EXERCISE INSTRUCTIONS:
Select all lines with the string "arrow" in them, and copy those lines.

* Begin *

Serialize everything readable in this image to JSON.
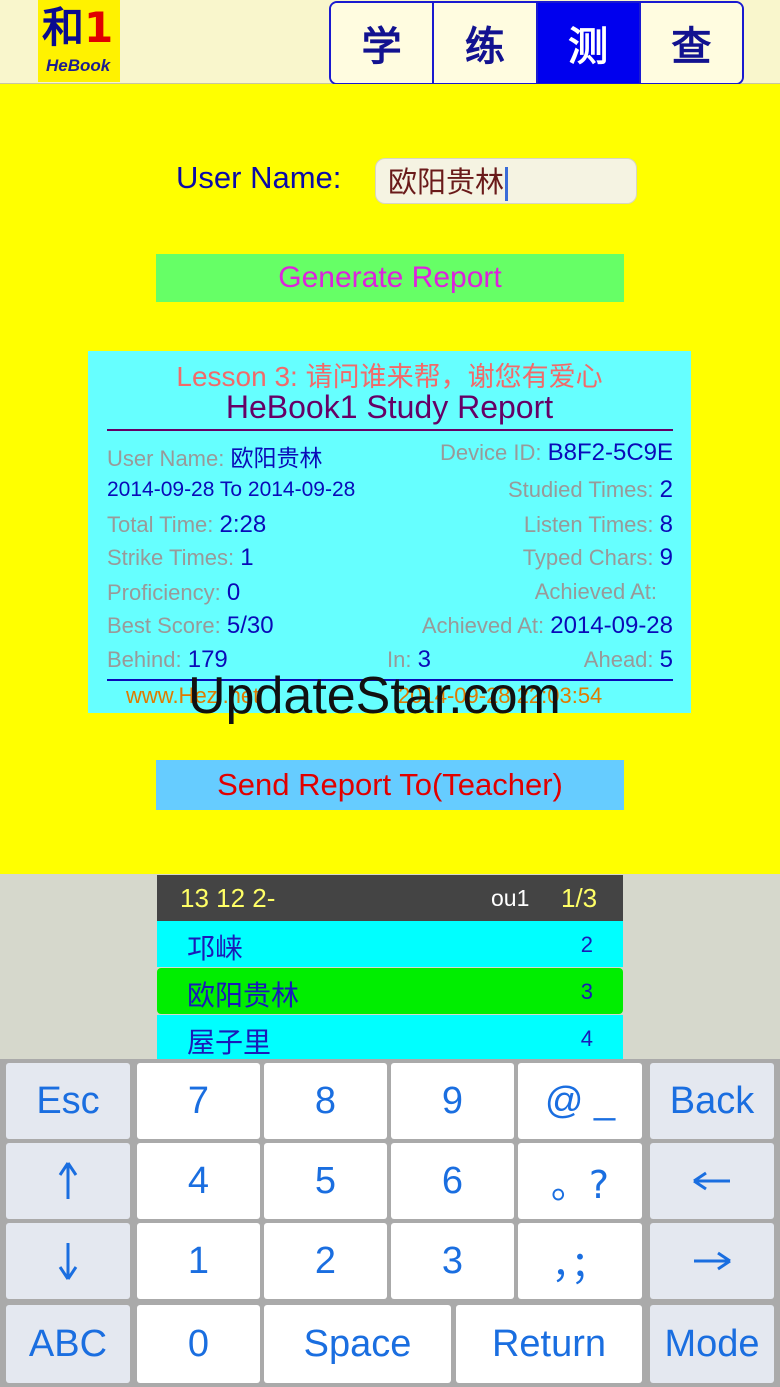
{
  "logo": {
    "glyph": "和",
    "digit": "1",
    "name": "HeBook"
  },
  "tabs": [
    {
      "label": "学",
      "active": false
    },
    {
      "label": "练",
      "active": false
    },
    {
      "label": "测",
      "active": true
    },
    {
      "label": "查",
      "active": false
    }
  ],
  "form": {
    "user_label": "User Name:",
    "user_value": "欧阳贵林",
    "generate_label": "Generate Report",
    "send_label": "Send Report To(Teacher)"
  },
  "report": {
    "lesson_prefix": "Lesson 3: ",
    "lesson_title": "请问谁来帮，谢您有爱心",
    "title": "HeBook1 Study Report",
    "user_label": "User Name: ",
    "user_value": "欧阳贵林",
    "device_label": "Device ID: ",
    "device_value": "B8F2-5C9E",
    "date_range": "2014-09-28 To 2014-09-28",
    "studied_label": "Studied Times: ",
    "studied_value": "2",
    "total_time_label": "Total Time: ",
    "total_time_value": "2:28",
    "listen_label": "Listen Times: ",
    "listen_value": "8",
    "strike_label": "Strike Times: ",
    "strike_value": "1",
    "typed_label": "Typed Chars: ",
    "typed_value": "9",
    "proficiency_label": "Proficiency: ",
    "proficiency_value": "0",
    "achieved_label_1": "Achieved At:",
    "best_label": "Best Score: ",
    "best_value": "5/30",
    "achieved_label_2": "Achieved At: ",
    "achieved_value_2": "2014-09-28",
    "behind_label": "Behind: ",
    "behind_value": "179",
    "in_label": "In: ",
    "in_value": "3",
    "ahead_label": "Ahead: ",
    "ahead_value": "5",
    "footer_url": "www.Hezi.net",
    "footer_time": "2014-09-28 22:03:54"
  },
  "watermark": "UpdateStar.com",
  "candidates": {
    "code": "13 12 2-",
    "pinyin": "ou1",
    "page": "1/3",
    "items": [
      {
        "word": "邛崃",
        "num": "2",
        "selected": false
      },
      {
        "word": "欧阳贵林",
        "num": "3",
        "selected": true
      },
      {
        "word": "屋子里",
        "num": "4",
        "selected": false
      }
    ]
  },
  "keyboard": {
    "esc": "Esc",
    "back": "Back",
    "abc": "ABC",
    "space": "Space",
    "return": "Return",
    "mode": "Mode",
    "k7": "7",
    "k8": "8",
    "k9": "9",
    "k4": "4",
    "k5": "5",
    "k6": "6",
    "k1": "1",
    "k2": "2",
    "k3": "3",
    "k0": "0",
    "at": "@  _",
    "punct1": "。?",
    "punct2": "，；",
    "icons": {
      "up": "up-arrow-icon",
      "down": "down-arrow-icon",
      "left": "left-arrow-icon",
      "right": "right-arrow-icon"
    }
  },
  "colors": {
    "main_bg": "#ffff00",
    "report_bg": "#66ffff",
    "tab_active": "#0000ee",
    "generate_bg": "#66ff66",
    "send_bg": "#66ccff",
    "key_text": "#1a6ee0"
  }
}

* End *

TASK OUTPUT:
      "up": "up-arrow-icon",
      "down": "down-arrow-icon",
      "left": "left-arrow-icon",
      "right": "right-arrow-icon"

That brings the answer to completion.